--- START Dataset entries ---
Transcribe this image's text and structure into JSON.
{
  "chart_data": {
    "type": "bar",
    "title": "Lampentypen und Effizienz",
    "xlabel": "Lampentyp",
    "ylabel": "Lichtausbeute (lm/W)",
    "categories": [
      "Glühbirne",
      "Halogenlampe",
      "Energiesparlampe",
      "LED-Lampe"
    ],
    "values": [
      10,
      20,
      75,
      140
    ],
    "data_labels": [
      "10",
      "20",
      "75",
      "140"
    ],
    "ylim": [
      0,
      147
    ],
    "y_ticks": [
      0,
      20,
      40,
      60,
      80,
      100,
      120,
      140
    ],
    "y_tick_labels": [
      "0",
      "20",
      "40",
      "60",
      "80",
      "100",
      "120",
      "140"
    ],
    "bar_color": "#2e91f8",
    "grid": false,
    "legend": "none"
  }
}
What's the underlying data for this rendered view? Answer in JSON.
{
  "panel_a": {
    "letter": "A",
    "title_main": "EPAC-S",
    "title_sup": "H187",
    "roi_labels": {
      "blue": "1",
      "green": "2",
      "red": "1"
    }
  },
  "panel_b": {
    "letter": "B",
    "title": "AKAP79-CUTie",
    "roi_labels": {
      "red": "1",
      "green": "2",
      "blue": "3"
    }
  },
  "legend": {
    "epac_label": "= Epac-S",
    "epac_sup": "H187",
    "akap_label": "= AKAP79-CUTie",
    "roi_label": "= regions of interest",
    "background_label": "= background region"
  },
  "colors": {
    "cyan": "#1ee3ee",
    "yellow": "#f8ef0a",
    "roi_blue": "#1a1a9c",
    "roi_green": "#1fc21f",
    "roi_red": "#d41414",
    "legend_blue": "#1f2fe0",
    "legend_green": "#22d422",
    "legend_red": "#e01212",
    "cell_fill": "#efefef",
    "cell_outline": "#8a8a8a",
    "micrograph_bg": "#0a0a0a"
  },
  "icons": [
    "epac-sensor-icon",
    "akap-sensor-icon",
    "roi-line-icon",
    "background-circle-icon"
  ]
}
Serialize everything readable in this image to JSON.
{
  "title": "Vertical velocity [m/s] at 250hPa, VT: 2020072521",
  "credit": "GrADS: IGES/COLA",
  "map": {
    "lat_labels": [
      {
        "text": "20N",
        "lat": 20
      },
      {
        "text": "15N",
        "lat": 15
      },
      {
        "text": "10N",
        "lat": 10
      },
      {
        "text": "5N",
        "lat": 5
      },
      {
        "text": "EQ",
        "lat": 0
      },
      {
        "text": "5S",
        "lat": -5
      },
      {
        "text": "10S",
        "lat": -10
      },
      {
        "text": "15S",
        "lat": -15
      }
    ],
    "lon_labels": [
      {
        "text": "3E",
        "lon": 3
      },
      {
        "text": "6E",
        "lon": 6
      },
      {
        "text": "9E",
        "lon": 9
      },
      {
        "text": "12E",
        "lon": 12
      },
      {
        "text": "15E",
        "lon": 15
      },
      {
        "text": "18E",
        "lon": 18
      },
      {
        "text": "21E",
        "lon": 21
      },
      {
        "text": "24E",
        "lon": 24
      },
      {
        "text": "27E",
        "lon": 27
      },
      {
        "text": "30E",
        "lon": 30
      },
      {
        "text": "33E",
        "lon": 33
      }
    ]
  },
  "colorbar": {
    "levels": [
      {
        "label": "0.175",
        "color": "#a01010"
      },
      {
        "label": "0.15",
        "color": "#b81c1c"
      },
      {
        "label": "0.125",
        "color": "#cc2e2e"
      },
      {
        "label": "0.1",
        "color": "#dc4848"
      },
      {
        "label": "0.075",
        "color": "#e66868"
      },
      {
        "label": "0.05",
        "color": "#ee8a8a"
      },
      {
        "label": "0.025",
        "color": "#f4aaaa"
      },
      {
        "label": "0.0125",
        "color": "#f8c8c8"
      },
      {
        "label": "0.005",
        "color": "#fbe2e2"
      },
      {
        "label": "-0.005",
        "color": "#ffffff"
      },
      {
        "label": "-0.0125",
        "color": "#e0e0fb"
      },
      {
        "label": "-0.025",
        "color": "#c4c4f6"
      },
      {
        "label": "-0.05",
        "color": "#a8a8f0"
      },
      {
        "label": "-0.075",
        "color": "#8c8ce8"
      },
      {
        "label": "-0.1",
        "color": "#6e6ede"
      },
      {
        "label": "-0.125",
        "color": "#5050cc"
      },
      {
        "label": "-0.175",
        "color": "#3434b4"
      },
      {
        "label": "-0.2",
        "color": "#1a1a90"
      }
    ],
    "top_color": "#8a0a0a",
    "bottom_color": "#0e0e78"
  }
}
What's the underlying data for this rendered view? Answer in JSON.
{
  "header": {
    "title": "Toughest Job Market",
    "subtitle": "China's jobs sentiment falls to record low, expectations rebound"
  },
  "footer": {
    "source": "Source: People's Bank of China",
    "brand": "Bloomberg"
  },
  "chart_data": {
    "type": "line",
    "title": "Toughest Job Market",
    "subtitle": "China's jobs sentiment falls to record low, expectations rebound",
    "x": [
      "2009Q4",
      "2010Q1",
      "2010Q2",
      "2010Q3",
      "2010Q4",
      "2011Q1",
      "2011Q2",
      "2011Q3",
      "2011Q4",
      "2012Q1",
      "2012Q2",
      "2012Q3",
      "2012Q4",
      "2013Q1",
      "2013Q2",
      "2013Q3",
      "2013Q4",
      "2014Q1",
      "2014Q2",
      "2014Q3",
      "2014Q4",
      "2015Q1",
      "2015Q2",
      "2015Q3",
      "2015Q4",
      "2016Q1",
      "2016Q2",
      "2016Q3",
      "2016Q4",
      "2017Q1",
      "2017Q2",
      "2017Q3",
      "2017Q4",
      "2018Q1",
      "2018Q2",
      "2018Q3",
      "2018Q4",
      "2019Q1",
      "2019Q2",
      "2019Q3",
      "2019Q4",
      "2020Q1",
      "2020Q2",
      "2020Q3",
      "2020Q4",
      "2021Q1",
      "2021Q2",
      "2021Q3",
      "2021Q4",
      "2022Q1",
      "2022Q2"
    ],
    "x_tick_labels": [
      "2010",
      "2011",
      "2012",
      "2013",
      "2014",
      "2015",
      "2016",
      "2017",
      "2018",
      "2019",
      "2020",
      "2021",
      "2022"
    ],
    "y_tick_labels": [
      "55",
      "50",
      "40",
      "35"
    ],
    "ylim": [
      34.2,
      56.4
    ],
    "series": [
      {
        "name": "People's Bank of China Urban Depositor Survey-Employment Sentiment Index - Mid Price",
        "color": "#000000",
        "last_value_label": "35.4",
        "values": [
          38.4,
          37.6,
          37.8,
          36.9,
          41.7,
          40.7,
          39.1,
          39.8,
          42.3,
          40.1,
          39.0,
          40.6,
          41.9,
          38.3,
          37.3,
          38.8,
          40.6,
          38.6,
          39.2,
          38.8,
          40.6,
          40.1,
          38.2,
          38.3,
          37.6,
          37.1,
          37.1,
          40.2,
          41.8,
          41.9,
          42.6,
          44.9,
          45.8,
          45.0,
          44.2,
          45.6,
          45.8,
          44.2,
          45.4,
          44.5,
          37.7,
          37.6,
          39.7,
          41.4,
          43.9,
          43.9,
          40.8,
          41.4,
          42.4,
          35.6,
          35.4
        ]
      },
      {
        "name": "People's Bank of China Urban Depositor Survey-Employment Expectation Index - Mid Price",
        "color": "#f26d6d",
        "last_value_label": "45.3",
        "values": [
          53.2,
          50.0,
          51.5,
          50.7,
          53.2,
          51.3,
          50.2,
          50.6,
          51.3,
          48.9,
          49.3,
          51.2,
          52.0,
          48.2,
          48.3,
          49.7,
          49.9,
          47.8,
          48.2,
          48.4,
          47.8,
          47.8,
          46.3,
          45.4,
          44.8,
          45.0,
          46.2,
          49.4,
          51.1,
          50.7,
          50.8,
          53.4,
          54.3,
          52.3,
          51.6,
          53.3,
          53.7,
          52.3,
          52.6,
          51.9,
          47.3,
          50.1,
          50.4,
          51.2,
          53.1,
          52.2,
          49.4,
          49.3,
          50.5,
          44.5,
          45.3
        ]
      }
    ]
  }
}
--- END Dataset entries ---
## Given instruction
Gather from the records above every line containing the string "falls".

## Result of the task
    "subtitle": "China's jobs sentiment falls to record low, expectations rebound"
    "subtitle": "China's jobs sentiment falls to record low, expectations rebound",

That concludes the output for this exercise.